### Source material
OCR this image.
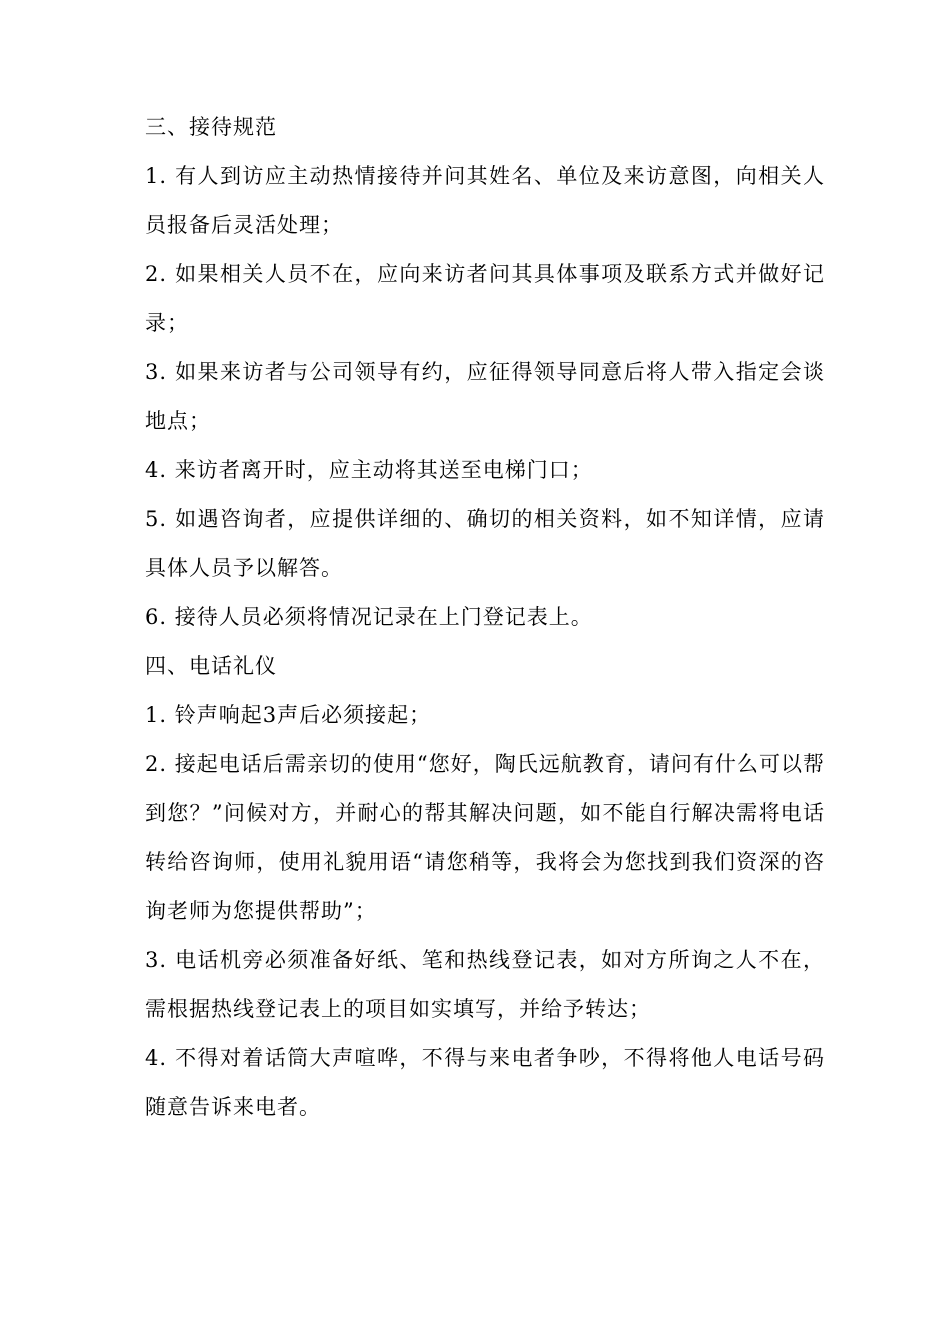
三、接待规范

1. 有人到访应主动热情接待并问其姓名、单位及来访意图，向相关人员报备后灵活处理；

2. 如果相关人员不在，应向来访者问其具体事项及联系方式并做好记录；

3. 如果来访者与公司领导有约，应征得领导同意后将人带入指定会谈地点；

4. 来访者离开时，应主动将其送至电梯门口；

5. 如遇咨询者，应提供详细的、确切的相关资料，如不知详情，应请具体人员予以解答。

6. 接待人员必须将情况记录在上门登记表上。

四、电话礼仪

1. 铃声响起3声后必须接起；

2. 接起电话后需亲切的使用“您好，陶氏远航教育，请问有什么可以帮到您？”问候对方，并耐心的帮其解决问题，如不能自行解决需将电话转给咨询师，使用礼貌用语“请您稍等，我将会为您找到我们资深的咨询老师为您提供帮助”；

3. 电话机旁必须准备好纸、笔和热线登记表，如对方所询之人不在，需根据热线登记表上的项目如实填写，并给予转达；

4. 不得对着话筒大声喧哗，不得与来电者争吵，不得将他人电话号码随意告诉来电者。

### What this task involves
Keep the pictures out of the copy and write out the data exactly as it stands.

### Response to this exercise
OCR this image.
三、接待规范

1. 有人到访应主动热情接待并问其姓名、单位及来访意图，向相关人员报备后灵活处理；

2. 如果相关人员不在，应向来访者问其具体事项及联系方式并做好记录；

3. 如果来访者与公司领导有约，应征得领导同意后将人带入指定会谈地点；

4. 来访者离开时，应主动将其送至电梯门口；

5. 如遇咨询者，应提供详细的、确切的相关资料，如不知详情，应请具体人员予以解答。

6. 接待人员必须将情况记录在上门登记表上。

四、电话礼仪

1. 铃声响起3声后必须接起；

2. 接起电话后需亲切的使用“您好，陶氏远航教育，请问有什么可以帮到您？”问候对方，并耐心的帮其解决问题，如不能自行解决需将电话转给咨询师，使用礼貌用语“请您稍等，我将会为您找到我们资深的咨询老师为您提供帮助”；

3. 电话机旁必须准备好纸、笔和热线登记表，如对方所询之人不在，需根据热线登记表上的项目如实填写，并给予转达；

4. 不得对着话筒大声喧哗，不得与来电者争吵，不得将他人电话号码随意告诉来电者。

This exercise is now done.